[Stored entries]
········

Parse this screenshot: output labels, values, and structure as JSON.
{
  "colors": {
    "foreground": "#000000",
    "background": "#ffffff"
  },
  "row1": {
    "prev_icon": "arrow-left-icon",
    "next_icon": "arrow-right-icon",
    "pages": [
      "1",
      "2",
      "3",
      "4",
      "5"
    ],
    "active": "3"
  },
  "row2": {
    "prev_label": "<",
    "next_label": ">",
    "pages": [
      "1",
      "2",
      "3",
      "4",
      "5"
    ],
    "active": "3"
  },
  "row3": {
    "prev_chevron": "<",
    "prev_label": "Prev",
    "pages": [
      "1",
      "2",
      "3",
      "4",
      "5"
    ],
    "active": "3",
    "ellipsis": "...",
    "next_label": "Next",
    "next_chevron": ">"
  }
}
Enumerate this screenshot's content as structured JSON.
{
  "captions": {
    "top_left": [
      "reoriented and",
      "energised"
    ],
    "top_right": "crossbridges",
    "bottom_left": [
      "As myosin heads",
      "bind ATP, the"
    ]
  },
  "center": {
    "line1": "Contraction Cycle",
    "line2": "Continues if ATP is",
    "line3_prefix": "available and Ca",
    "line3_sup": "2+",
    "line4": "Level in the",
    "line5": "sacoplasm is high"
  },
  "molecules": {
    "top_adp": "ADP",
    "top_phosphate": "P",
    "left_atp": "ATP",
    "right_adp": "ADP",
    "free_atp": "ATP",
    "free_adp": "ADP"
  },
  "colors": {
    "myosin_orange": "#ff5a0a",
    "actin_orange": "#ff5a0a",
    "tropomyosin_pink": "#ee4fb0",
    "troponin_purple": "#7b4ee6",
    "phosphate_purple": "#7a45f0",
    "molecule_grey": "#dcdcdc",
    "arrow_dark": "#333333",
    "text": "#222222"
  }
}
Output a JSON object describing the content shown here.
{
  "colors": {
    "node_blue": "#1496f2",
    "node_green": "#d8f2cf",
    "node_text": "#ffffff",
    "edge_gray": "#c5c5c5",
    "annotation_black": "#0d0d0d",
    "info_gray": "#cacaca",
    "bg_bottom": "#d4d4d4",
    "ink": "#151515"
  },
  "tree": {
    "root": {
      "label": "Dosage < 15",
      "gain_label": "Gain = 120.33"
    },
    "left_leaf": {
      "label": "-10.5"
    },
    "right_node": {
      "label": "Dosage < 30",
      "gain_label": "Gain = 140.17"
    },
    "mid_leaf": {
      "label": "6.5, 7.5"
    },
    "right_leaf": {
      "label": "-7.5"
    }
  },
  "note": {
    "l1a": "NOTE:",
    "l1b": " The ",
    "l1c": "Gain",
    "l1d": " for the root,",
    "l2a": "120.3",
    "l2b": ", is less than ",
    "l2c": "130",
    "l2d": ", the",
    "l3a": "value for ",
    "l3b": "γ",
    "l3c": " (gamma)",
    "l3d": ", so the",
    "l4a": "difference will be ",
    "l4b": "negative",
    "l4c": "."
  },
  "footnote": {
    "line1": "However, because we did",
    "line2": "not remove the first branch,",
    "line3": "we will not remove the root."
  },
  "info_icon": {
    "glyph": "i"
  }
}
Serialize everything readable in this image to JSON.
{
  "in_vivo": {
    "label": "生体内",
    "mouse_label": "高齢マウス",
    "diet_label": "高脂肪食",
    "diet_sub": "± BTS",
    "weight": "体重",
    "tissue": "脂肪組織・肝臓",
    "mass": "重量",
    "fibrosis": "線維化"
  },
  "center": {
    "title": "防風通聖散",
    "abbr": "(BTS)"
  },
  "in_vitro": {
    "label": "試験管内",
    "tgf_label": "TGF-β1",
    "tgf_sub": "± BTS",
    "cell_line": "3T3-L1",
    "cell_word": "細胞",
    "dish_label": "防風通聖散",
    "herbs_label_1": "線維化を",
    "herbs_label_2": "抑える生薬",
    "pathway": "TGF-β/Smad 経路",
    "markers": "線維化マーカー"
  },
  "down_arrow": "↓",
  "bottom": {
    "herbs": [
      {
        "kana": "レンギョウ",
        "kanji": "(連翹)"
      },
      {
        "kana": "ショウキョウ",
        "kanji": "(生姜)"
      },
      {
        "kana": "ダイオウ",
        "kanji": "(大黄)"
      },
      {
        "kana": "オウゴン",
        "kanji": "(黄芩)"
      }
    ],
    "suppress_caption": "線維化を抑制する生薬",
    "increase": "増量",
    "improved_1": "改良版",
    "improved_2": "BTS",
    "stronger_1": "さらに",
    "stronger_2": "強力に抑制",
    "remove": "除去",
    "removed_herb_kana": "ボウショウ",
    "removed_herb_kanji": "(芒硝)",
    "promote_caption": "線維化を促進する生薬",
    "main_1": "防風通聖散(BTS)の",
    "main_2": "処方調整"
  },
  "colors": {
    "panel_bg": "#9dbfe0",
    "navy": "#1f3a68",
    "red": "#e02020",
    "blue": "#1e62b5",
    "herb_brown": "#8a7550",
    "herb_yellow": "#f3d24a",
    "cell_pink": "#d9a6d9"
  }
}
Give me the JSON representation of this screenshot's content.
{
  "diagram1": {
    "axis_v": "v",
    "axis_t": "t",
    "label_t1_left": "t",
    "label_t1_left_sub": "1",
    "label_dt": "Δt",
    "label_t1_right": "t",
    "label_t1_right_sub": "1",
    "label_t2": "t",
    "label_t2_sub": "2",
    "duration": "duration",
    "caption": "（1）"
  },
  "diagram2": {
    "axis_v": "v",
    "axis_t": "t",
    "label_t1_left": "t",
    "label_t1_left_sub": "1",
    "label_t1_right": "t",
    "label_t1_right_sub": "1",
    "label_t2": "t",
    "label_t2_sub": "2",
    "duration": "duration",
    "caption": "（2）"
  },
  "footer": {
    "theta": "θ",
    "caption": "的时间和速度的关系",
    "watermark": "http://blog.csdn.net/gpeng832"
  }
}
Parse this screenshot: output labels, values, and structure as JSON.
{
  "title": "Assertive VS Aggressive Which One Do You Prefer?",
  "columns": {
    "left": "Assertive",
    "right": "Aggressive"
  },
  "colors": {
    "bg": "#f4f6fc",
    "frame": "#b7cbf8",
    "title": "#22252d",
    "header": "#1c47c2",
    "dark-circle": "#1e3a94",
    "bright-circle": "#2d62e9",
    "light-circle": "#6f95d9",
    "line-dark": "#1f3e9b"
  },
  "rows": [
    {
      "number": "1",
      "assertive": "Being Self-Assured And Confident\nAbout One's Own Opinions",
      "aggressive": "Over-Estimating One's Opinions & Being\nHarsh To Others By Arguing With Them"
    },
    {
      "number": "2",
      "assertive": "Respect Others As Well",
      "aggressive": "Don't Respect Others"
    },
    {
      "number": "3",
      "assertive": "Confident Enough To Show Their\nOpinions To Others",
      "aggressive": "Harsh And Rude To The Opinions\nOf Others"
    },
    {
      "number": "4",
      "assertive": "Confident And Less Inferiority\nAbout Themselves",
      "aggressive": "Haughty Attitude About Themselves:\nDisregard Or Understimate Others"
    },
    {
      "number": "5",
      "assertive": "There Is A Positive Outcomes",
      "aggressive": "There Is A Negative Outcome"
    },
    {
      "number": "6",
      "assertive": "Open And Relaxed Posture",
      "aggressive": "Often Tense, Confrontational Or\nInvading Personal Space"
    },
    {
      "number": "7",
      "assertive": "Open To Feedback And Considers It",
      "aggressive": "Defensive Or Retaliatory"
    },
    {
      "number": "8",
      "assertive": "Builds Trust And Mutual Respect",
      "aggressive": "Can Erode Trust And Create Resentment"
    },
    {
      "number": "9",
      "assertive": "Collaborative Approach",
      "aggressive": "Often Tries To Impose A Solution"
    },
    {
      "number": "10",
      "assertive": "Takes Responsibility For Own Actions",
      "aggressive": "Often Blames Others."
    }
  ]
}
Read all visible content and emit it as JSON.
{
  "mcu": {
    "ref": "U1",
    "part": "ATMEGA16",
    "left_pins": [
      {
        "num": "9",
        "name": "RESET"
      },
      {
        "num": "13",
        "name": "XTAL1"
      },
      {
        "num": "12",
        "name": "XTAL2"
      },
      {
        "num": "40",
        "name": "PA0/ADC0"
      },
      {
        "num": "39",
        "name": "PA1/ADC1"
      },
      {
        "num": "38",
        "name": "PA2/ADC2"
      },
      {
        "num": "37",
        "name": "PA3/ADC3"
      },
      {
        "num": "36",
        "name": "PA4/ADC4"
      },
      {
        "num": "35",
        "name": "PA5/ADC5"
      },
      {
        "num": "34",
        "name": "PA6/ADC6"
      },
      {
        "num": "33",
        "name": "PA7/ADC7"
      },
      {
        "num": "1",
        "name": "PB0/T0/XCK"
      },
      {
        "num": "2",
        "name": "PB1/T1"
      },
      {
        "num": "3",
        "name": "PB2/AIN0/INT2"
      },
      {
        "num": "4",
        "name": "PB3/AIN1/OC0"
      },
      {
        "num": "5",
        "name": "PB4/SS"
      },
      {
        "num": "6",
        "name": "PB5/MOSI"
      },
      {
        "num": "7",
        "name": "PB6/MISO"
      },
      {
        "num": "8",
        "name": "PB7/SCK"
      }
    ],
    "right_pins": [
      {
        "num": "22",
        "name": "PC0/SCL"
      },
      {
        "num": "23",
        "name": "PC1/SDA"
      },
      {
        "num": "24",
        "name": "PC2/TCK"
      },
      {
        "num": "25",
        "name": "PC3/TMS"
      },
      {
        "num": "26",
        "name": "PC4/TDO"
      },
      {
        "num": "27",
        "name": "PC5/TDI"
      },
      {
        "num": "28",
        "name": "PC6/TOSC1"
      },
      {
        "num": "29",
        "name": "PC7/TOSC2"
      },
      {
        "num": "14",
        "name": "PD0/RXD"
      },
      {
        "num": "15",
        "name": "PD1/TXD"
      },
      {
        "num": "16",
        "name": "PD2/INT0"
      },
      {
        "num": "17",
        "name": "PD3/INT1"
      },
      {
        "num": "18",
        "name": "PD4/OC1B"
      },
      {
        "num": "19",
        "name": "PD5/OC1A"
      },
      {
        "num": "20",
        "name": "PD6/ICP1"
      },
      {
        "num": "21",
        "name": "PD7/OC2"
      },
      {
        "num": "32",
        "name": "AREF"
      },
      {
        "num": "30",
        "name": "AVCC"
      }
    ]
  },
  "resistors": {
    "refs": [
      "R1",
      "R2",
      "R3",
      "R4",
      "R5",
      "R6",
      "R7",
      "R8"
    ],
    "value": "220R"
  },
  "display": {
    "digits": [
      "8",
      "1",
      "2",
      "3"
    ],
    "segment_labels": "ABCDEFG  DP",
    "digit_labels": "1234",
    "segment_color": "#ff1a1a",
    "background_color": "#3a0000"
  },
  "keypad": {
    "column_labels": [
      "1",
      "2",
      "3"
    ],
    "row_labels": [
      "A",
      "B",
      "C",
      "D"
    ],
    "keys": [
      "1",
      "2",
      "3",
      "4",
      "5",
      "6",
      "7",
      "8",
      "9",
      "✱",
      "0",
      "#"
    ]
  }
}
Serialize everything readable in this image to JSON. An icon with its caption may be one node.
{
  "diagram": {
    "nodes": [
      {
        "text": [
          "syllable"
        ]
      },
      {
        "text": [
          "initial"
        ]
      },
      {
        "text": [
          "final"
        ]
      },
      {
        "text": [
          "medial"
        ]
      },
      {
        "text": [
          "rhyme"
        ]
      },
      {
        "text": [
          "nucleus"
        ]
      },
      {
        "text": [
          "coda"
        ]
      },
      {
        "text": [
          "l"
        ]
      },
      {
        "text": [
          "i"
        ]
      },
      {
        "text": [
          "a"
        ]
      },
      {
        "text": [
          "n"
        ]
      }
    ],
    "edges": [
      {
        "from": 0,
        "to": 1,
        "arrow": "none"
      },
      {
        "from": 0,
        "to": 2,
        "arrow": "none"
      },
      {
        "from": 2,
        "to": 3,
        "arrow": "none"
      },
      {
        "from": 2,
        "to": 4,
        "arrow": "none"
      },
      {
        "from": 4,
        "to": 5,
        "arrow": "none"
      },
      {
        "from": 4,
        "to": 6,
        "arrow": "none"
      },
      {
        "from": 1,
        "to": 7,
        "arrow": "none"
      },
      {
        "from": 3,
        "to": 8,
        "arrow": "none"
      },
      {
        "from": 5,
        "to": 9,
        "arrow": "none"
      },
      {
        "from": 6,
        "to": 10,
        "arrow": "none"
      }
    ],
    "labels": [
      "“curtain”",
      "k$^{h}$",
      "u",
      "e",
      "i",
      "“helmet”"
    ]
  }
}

········

**Exercise**
Where a line contains "nAbout", copy that line.

**Written answer**
      "assertive": "Being Self-Assured And Confident\nAbout One's Own Opinions",
      "assertive": "Confident And Less Inferiority\nAbout Themselves",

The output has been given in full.